EXERCISE REQUIREMENTS: Please set the material, from its first line up to and including the line with "spotlight-icon[interactable]: ⌕ [1216, 8, 1221, 19]", as a Markdown table with the columns Row and Line, leaving out blank lines.

::: DATA SECTION :::

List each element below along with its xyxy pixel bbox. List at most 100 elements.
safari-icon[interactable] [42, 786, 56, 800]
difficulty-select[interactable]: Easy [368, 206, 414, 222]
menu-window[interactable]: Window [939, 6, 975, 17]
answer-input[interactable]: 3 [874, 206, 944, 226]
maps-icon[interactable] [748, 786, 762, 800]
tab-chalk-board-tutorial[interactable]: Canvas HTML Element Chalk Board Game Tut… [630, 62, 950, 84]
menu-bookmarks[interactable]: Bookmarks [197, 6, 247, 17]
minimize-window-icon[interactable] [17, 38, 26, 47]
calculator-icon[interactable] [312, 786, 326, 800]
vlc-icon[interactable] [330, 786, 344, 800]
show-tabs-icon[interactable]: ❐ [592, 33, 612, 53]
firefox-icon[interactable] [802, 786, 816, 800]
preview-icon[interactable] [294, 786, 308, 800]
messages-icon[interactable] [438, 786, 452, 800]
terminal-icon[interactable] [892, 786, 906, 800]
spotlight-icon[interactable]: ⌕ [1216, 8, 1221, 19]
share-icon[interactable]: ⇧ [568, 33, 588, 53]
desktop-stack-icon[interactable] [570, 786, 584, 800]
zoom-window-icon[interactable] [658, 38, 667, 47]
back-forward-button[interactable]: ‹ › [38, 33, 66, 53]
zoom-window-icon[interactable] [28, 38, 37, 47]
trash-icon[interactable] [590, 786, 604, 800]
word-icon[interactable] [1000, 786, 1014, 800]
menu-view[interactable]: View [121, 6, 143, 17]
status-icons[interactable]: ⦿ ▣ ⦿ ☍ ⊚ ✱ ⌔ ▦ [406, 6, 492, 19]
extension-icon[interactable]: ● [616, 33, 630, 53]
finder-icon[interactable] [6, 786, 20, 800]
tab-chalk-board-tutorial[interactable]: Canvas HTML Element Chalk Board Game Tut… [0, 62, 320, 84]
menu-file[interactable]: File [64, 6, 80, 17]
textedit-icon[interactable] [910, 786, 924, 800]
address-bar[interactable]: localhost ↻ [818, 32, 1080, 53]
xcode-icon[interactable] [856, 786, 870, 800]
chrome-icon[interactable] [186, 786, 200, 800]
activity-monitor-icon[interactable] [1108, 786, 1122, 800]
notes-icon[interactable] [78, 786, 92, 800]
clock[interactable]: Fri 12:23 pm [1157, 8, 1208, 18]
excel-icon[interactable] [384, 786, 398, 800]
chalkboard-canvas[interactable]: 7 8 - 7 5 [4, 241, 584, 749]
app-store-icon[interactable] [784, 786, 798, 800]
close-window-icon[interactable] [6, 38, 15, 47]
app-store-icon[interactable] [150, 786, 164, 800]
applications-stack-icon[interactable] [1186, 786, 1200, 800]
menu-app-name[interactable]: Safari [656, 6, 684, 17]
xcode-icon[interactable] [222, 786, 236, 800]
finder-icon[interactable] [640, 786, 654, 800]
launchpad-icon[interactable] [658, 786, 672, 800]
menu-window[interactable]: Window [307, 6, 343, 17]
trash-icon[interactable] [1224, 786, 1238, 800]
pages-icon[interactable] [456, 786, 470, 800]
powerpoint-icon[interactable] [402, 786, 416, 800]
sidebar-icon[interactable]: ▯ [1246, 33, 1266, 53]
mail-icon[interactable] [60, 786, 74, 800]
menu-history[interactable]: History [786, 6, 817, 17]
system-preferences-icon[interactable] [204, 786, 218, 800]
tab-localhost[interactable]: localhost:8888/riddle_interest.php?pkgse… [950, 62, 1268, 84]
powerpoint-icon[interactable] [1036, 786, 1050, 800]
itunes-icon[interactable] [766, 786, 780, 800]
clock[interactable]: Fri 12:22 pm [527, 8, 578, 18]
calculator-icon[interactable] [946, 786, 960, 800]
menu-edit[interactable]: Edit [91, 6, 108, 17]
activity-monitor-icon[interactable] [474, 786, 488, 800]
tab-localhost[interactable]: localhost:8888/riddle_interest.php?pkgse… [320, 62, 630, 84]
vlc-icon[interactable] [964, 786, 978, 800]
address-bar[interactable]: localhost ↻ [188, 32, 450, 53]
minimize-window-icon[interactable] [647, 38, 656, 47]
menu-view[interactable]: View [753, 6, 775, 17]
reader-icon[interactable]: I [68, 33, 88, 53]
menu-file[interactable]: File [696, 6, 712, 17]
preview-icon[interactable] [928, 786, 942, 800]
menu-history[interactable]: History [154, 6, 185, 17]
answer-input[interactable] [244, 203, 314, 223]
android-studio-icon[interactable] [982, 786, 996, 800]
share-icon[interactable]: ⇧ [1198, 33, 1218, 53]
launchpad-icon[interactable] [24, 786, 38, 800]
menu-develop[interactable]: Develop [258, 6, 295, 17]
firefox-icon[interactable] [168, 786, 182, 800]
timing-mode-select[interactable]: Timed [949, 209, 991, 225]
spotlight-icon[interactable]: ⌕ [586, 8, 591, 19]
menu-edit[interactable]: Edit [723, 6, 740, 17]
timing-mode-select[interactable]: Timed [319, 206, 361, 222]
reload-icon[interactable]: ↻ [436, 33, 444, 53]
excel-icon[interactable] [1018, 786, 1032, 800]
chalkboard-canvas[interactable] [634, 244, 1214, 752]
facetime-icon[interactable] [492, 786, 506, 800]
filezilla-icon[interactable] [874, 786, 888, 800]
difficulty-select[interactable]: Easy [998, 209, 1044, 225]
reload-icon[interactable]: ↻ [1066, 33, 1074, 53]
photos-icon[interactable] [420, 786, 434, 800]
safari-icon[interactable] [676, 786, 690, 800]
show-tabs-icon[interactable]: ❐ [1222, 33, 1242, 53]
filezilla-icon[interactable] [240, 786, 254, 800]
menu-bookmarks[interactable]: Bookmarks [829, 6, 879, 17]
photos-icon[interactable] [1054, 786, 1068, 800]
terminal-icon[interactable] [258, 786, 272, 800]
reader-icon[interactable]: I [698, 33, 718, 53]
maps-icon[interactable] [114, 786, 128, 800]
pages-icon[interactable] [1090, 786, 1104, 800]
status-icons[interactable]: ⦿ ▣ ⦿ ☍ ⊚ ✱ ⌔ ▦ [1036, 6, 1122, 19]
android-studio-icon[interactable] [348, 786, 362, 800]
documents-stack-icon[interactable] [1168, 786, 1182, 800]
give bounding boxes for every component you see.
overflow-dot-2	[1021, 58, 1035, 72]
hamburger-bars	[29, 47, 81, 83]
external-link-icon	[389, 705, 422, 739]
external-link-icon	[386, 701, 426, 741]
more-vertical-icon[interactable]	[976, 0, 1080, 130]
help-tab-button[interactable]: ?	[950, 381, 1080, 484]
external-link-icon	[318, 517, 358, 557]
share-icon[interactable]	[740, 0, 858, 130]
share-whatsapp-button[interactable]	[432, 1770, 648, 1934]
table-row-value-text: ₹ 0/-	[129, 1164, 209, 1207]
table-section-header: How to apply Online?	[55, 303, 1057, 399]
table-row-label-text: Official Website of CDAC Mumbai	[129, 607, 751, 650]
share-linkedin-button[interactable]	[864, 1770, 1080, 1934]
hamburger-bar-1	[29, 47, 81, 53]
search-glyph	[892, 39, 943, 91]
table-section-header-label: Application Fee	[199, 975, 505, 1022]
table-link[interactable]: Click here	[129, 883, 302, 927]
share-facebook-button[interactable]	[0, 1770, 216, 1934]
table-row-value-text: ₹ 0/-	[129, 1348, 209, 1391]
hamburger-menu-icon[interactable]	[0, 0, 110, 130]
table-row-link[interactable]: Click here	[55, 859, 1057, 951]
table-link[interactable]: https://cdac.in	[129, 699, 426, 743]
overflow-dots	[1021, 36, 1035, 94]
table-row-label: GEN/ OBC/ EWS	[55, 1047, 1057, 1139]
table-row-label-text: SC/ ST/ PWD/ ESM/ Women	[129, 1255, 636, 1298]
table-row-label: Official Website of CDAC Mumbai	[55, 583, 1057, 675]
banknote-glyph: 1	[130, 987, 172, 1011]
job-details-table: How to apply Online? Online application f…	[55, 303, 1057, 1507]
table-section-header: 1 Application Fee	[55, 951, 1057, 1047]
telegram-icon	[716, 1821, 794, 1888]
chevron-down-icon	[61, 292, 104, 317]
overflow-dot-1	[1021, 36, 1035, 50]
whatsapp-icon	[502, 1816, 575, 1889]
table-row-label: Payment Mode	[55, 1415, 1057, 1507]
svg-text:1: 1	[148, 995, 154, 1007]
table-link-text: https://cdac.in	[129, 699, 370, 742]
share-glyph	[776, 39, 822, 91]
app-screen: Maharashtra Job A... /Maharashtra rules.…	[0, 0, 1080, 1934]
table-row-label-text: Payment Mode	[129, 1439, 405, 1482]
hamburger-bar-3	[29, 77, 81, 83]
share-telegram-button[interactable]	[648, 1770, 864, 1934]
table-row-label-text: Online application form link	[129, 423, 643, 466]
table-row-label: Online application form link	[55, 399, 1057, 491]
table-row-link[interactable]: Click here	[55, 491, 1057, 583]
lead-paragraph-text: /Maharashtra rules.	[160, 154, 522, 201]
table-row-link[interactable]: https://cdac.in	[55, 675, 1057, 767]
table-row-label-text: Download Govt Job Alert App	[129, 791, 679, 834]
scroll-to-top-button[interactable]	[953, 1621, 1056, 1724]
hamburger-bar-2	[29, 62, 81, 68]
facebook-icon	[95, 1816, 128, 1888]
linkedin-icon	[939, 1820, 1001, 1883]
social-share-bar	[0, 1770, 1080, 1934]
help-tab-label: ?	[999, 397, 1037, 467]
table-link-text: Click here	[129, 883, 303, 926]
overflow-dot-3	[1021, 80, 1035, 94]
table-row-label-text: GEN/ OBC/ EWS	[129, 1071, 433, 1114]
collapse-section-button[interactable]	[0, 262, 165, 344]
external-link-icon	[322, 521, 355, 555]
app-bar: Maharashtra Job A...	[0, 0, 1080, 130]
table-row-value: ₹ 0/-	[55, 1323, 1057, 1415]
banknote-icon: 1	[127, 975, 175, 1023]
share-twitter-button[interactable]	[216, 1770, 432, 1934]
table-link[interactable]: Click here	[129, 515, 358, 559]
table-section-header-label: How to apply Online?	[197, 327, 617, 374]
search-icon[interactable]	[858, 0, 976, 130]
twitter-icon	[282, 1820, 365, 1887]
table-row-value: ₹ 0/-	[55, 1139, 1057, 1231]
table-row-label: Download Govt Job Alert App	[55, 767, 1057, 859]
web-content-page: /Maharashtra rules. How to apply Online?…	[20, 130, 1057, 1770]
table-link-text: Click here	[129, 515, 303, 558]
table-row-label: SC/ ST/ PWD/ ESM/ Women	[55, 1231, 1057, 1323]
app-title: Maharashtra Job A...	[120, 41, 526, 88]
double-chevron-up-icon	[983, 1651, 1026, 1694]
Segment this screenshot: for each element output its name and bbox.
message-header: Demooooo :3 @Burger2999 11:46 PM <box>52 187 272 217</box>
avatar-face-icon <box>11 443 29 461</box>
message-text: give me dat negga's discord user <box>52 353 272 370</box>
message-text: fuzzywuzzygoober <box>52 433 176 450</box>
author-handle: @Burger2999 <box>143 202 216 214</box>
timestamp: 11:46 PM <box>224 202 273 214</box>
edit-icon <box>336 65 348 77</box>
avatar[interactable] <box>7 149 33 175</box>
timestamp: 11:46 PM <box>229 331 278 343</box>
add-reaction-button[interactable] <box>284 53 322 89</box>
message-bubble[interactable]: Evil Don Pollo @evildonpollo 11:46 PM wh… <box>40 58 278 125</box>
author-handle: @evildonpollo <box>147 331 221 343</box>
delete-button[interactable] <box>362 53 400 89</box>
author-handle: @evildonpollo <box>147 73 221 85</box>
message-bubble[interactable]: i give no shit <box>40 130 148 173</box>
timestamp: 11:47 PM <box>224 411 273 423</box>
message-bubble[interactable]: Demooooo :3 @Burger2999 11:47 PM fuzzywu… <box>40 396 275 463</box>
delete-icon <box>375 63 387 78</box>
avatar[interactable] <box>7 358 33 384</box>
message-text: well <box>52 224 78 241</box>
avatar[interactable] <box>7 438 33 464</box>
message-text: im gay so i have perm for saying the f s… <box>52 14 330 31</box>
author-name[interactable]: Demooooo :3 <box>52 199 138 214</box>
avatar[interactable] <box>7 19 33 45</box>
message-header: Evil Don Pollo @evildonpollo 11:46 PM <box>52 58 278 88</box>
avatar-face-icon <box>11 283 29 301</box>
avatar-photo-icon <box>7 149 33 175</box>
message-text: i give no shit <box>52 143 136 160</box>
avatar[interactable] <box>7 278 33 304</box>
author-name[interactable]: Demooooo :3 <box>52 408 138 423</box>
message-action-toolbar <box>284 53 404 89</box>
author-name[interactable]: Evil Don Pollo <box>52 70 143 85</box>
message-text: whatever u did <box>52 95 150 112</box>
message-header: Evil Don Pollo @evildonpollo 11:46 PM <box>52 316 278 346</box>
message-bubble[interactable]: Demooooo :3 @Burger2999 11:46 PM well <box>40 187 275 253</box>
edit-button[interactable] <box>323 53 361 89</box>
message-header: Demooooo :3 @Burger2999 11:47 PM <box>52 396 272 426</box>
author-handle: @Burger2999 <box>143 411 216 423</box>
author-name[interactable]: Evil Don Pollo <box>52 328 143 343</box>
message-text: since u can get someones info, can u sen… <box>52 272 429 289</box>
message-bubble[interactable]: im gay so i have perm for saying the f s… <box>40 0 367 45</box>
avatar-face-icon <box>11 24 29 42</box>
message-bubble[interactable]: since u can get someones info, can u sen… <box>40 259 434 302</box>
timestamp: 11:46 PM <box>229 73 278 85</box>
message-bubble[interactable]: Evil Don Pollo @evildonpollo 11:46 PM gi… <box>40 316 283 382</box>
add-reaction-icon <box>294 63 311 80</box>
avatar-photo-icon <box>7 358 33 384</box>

:::

REPLY:
| Row | Line |
|---|---|
| 1 | List each element below along with its xyxy pixel bbox. List at most 100 elements. |
| 2 | safari-icon[interactable] [42, 786, 56, 800] |
| 3 | difficulty-select[interactable]: Easy [368, 206, 414, 222] |
| 4 | menu-window[interactable]: Window [939, 6, 975, 17] |
| 5 | answer-input[interactable]: 3 [874, 206, 944, 226] |
| 6 | maps-icon[interactable] [748, 786, 762, 800] |
| 7 | tab-chalk-board-tutorial[interactable]: Canvas HTML Element Chalk Board Game Tut… [630, 62, 950, 84] |
| 8 | menu-bookmarks[interactable]: Bookmarks [197, 6, 247, 17] |
| 9 | minimize-window-icon[interactable] [17, 38, 26, 47] |
| 10 | calculator-icon[interactable] [312, 786, 326, 800] |
| 11 | vlc-icon[interactable] [330, 786, 344, 800] |
| 12 | show-tabs-icon[interactable]: ❐ [592, 33, 612, 53] |
| 13 | firefox-icon[interactable] [802, 786, 816, 800] |
| 14 | preview-icon[interactable] [294, 786, 308, 800] |
| 15 | messages-icon[interactable] [438, 786, 452, 800] |
| 16 | terminal-icon[interactable] [892, 786, 906, 800] |
| 17 | spotlight-icon[interactable]: ⌕ [1216, 8, 1221, 19] |